→ The problem:
Transcribe the records below exactly.
==== Supplied records ====
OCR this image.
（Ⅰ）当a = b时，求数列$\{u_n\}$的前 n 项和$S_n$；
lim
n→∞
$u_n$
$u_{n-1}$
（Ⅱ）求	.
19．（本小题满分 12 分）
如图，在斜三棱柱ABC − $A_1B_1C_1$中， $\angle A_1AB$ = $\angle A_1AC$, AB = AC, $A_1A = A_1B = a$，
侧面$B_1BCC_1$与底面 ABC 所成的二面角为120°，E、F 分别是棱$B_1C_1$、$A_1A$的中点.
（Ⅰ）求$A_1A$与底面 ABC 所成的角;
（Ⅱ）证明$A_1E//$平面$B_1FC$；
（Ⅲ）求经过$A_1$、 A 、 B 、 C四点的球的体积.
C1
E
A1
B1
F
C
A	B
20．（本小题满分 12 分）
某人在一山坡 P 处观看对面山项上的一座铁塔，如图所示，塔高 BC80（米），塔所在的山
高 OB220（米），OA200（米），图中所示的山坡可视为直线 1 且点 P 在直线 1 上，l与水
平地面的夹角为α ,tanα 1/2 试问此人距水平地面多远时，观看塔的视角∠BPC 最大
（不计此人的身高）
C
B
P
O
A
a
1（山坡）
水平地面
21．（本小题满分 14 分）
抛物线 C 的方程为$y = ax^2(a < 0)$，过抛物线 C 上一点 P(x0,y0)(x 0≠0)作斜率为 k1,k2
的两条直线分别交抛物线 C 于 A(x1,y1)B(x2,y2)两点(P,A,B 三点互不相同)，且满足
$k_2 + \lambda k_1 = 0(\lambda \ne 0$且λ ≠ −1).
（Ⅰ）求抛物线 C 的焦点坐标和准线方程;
====
→ Solution for this exercise:
OCR this image.
（Ⅰ）当a = b时，求数列$\{u_n\}$的前 n 项和$S_n$；
lim
n→∞
$u_n$
$u_{n-1}$
（Ⅱ）求	.
19．（本小题满分 12 分）
如图，在斜三棱柱ABC − $A_1B_1C_1$中， $\angle A_1AB$ = $\angle A_1AC$, AB = AC, $A_1A = A_1B = a$，
侧面$B_1BCC_1$与底面 ABC 所成的二面角为120°，E、F 分别是棱$B_1C_1$、$A_1A$的中点.
（Ⅰ）求$A_1A$与底面 ABC 所成的角;
（Ⅱ）证明$A_1E//$平面$B_1FC$；
（Ⅲ）求经过$A_1$、 A 、 B 、 C四点的球的体积.
C1
E
A1
B1
F
C
A	B
20．（本小题满分 12 分）
某人在一山坡 P 处观看对面山项上的一座铁塔，如图所示，塔高 BC80（米），塔所在的山
高 OB220（米），OA200（米），图中所示的山坡可视为直线 1 且点 P 在直线 1 上，l与水
平地面的夹角为α ,tanα 1/2 试问此人距水平地面多远时，观看塔的视角∠BPC 最大
（不计此人的身高）
C
B
P
O
A
a
1（山坡）
水平地面
21．（本小题满分 14 分）
抛物线 C 的方程为$y = ax^2(a < 0)$，过抛物线 C 上一点 P(x0,y0)(x 0≠0)作斜率为 k1,k2
的两条直线分别交抛物线 C 于 A(x1,y1)B(x2,y2)两点(P,A,B 三点互不相同)，且满足
$k_2 + \lambda k_1 = 0(\lambda \ne 0$且λ ≠ −1).
（Ⅰ）求抛物线 C 的焦点坐标和准线方程;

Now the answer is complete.